# BRIEF
Find each line containing the string "from". Copy it.

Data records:
<<<<
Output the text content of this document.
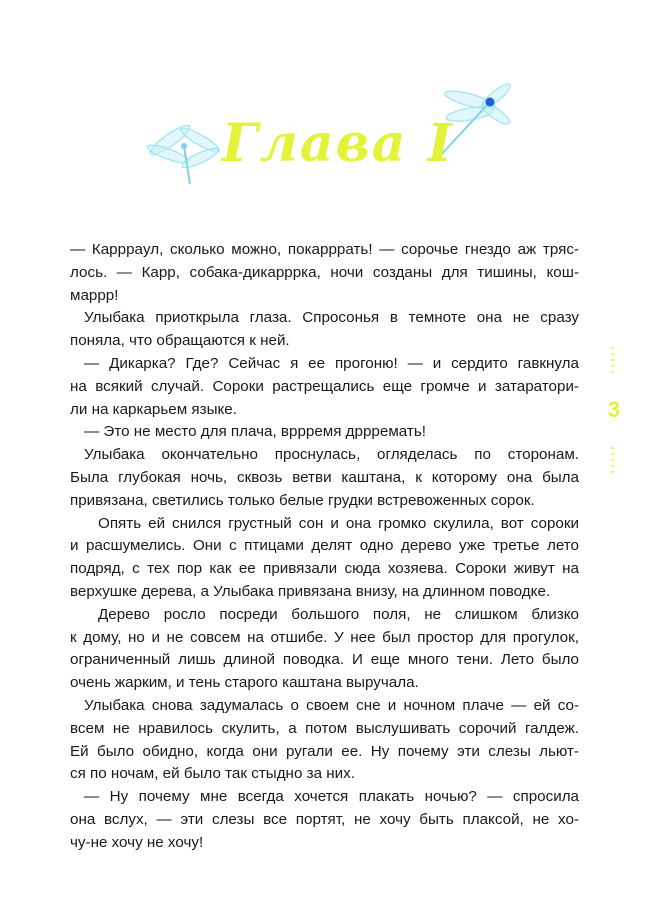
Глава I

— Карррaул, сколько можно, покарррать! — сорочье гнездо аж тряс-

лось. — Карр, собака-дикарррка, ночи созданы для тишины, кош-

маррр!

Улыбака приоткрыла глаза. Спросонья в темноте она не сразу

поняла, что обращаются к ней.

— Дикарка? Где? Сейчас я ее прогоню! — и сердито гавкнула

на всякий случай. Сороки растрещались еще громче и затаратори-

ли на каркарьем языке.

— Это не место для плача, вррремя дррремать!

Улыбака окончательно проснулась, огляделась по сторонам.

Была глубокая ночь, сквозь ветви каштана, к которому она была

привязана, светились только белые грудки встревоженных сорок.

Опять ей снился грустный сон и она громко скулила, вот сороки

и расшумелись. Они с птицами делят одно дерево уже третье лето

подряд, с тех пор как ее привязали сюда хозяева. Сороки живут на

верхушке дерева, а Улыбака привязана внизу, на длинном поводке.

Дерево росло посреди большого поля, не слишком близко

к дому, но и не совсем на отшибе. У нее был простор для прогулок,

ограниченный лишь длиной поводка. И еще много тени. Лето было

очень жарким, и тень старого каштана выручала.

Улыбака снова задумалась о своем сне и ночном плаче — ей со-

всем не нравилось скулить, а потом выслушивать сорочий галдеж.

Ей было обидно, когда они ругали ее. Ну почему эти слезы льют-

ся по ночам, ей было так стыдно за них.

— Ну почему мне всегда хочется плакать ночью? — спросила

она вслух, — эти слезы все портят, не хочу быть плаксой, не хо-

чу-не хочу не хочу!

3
>>>>
<<<<
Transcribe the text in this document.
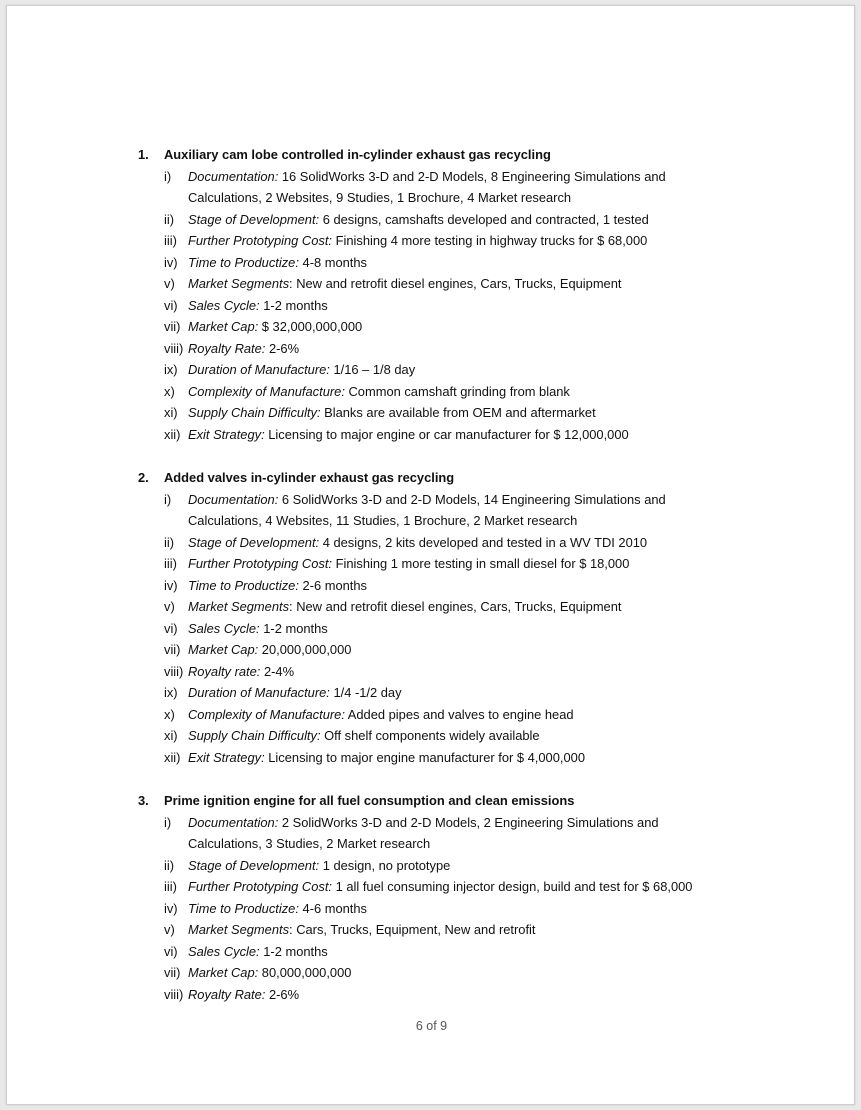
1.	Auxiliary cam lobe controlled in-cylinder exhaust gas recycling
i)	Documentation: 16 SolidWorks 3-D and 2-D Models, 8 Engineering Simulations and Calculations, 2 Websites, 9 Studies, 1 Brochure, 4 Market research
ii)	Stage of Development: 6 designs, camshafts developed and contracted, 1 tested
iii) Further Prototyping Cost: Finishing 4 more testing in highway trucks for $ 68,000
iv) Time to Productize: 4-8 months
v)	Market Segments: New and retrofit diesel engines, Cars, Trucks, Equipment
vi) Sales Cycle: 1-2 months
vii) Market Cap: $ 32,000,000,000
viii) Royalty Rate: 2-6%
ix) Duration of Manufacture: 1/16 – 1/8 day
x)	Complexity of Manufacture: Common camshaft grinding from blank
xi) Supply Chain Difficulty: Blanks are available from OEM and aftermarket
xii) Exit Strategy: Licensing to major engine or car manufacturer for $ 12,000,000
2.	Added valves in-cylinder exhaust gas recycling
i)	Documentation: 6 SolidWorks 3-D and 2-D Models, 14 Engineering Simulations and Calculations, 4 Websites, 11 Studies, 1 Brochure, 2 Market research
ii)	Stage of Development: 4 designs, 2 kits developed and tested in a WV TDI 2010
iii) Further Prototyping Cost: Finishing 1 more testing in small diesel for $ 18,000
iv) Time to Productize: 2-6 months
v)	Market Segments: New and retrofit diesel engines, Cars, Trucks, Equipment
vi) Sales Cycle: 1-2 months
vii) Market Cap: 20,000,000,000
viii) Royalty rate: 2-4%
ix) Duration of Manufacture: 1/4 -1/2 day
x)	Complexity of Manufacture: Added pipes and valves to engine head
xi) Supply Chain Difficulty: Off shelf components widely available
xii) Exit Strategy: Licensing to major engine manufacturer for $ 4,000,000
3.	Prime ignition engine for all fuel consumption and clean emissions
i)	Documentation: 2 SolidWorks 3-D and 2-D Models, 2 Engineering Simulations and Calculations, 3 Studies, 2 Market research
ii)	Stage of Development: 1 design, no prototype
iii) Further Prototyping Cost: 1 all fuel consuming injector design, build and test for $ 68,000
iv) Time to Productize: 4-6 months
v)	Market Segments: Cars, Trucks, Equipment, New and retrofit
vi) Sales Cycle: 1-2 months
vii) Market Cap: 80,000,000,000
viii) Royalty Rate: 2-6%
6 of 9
>>>>
# RESULT FOR THIS TASK
x)	Complexity of Manufacture: Common camshaft grinding from blank
xi) Supply Chain Difficulty: Blanks are available from OEM and aftermarket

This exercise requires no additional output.